▶ [SHORT EXERCISE]: Please repeat all of the listing exactly.

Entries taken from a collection
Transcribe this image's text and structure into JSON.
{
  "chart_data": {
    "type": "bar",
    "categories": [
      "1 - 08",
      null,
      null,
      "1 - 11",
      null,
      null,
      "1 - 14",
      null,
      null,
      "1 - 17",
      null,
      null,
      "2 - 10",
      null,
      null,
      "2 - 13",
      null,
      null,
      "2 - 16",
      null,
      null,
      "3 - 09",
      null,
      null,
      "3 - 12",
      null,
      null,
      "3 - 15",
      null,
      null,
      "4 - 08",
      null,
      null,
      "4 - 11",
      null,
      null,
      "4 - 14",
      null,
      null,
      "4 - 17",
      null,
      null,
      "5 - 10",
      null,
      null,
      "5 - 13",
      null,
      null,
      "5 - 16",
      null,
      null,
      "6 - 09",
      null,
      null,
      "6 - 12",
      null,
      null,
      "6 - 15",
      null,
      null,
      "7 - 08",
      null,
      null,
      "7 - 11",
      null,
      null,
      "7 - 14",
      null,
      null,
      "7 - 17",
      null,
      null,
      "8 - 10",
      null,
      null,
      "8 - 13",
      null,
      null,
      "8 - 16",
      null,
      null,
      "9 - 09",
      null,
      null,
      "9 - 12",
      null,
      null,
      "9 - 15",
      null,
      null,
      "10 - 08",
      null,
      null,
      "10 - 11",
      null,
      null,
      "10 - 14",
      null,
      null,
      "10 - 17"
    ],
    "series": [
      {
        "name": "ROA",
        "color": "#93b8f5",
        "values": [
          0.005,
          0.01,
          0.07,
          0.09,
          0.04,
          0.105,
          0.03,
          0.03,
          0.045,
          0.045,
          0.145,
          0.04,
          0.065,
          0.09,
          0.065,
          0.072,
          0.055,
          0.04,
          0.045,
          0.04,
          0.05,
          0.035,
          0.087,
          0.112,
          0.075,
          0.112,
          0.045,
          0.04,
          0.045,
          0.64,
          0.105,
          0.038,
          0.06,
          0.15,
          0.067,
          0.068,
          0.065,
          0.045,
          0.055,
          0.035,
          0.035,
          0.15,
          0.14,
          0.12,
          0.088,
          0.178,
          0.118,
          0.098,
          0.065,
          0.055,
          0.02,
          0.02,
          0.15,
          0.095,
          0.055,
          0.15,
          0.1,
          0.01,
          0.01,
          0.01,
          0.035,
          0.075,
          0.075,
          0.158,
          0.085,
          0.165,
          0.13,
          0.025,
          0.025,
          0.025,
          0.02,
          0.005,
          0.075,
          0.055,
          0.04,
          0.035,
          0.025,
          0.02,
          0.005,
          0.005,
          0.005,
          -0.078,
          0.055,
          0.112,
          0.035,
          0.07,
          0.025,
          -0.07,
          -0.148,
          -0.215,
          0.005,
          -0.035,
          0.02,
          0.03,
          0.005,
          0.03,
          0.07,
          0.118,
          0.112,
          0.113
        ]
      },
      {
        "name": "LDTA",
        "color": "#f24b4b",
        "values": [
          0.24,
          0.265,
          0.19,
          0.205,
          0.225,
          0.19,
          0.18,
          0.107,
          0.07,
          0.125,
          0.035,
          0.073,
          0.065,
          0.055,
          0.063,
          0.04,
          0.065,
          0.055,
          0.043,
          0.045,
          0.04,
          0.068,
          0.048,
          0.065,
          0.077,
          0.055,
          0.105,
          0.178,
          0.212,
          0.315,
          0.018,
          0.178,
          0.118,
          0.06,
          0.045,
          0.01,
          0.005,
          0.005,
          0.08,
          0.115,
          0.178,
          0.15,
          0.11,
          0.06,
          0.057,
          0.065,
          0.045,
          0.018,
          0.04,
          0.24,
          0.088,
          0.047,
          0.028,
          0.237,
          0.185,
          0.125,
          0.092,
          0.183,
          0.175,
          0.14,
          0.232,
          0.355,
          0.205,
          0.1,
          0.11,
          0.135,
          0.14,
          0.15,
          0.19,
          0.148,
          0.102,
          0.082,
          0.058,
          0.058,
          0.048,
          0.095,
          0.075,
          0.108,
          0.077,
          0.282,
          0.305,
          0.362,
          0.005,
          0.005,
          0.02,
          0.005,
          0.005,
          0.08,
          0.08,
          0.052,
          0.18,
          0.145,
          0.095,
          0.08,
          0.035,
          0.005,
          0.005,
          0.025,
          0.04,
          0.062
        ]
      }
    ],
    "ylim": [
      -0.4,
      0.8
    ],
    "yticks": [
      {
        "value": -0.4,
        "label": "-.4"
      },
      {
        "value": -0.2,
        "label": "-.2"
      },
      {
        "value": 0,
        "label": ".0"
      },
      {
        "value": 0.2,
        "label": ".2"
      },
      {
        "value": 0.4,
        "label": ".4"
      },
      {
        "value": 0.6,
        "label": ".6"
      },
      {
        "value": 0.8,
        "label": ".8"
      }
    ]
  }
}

▶ [FINISHED EXERCISE]:
Transcribe this image's text and structure into JSON.
{
  "chart_data": {
    "type": "bar",
    "categories": [
      "1 - 08",
      null,
      null,
      "1 - 11",
      null,
      null,
      "1 - 14",
      null,
      null,
      "1 - 17",
      null,
      null,
      "2 - 10",
      null,
      null,
      "2 - 13",
      null,
      null,
      "2 - 16",
      null,
      null,
      "3 - 09",
      null,
      null,
      "3 - 12",
      null,
      null,
      "3 - 15",
      null,
      null,
      "4 - 08",
      null,
      null,
      "4 - 11",
      null,
      null,
      "4 - 14",
      null,
      null,
      "4 - 17",
      null,
      null,
      "5 - 10",
      null,
      null,
      "5 - 13",
      null,
      null,
      "5 - 16",
      null,
      null,
      "6 - 09",
      null,
      null,
      "6 - 12",
      null,
      null,
      "6 - 15",
      null,
      null,
      "7 - 08",
      null,
      null,
      "7 - 11",
      null,
      null,
      "7 - 14",
      null,
      null,
      "7 - 17",
      null,
      null,
      "8 - 10",
      null,
      null,
      "8 - 13",
      null,
      null,
      "8 - 16",
      null,
      null,
      "9 - 09",
      null,
      null,
      "9 - 12",
      null,
      null,
      "9 - 15",
      null,
      null,
      "10 - 08",
      null,
      null,
      "10 - 11",
      null,
      null,
      "10 - 14",
      null,
      null,
      "10 - 17"
    ],
    "series": [
      {
        "name": "ROA",
        "color": "#93b8f5",
        "values": [
          0.005,
          0.01,
          0.07,
          0.09,
          0.04,
          0.105,
          0.03,
          0.03,
          0.045,
          0.045,
          0.145,
          0.04,
          0.065,
          0.09,
          0.065,
          0.072,
          0.055,
          0.04,
          0.045,
          0.04,
          0.05,
          0.035,
          0.087,
          0.112,
          0.075,
          0.112,
          0.045,
          0.04,
          0.045,
          0.64,
          0.105,
          0.038,
          0.06,
          0.15,
          0.067,
          0.068,
          0.065,
          0.045,
          0.055,
          0.035,
          0.035,
          0.15,
          0.14,
          0.12,
          0.088,
          0.178,
          0.118,
          0.098,
          0.065,
          0.055,
          0.02,
          0.02,
          0.15,
          0.095,
          0.055,
          0.15,
          0.1,
          0.01,
          0.01,
          0.01,
          0.035,
          0.075,
          0.075,
          0.158,
          0.085,
          0.165,
          0.13,
          0.025,
          0.025,
          0.025,
          0.02,
          0.005,
          0.075,
          0.055,
          0.04,
          0.035,
          0.025,
          0.02,
          0.005,
          0.005,
          0.005,
          -0.078,
          0.055,
          0.112,
          0.035,
          0.07,
          0.025,
          -0.07,
          -0.148,
          -0.215,
          0.005,
          -0.035,
          0.02,
          0.03,
          0.005,
          0.03,
          0.07,
          0.118,
          0.112,
          0.113
        ]
      },
      {
        "name": "LDTA",
        "color": "#f24b4b",
        "values": [
          0.24,
          0.265,
          0.19,
          0.205,
          0.225,
          0.19,
          0.18,
          0.107,
          0.07,
          0.125,
          0.035,
          0.073,
          0.065,
          0.055,
          0.063,
          0.04,
          0.065,
          0.055,
          0.043,
          0.045,
          0.04,
          0.068,
          0.048,
          0.065,
          0.077,
          0.055,
          0.105,
          0.178,
          0.212,
          0.315,
          0.018,
          0.178,
          0.118,
          0.06,
          0.045,
          0.01,
          0.005,
          0.005,
          0.08,
          0.115,
          0.178,
          0.15,
          0.11,
          0.06,
          0.057,
          0.065,
          0.045,
          0.018,
          0.04,
          0.24,
          0.088,
          0.047,
          0.028,
          0.237,
          0.185,
          0.125,
          0.092,
          0.183,
          0.175,
          0.14,
          0.232,
          0.355,
          0.205,
          0.1,
          0.11,
          0.135,
          0.14,
          0.15,
          0.19,
          0.148,
          0.102,
          0.082,
          0.058,
          0.058,
          0.048,
          0.095,
          0.075,
          0.108,
          0.077,
          0.282,
          0.305,
          0.362,
          0.005,
          0.005,
          0.02,
          0.005,
          0.005,
          0.08,
          0.08,
          0.052,
          0.18,
          0.145,
          0.095,
          0.08,
          0.035,
          0.005,
          0.005,
          0.025,
          0.04,
          0.062
        ]
      }
    ],
    "ylim": [
      -0.4,
      0.8
    ],
    "yticks": [
      {
        "value": -0.4,
        "label": "-.4"
      },
      {
        "value": -0.2,
        "label": "-.2"
      },
      {
        "value": 0,
        "label": ".0"
      },
      {
        "value": 0.2,
        "label": ".2"
      },
      {
        "value": 0.4,
        "label": ".4"
      },
      {
        "value": 0.6,
        "label": ".6"
      },
      {
        "value": 0.8,
        "label": ".8"
      }
    ]
  }
}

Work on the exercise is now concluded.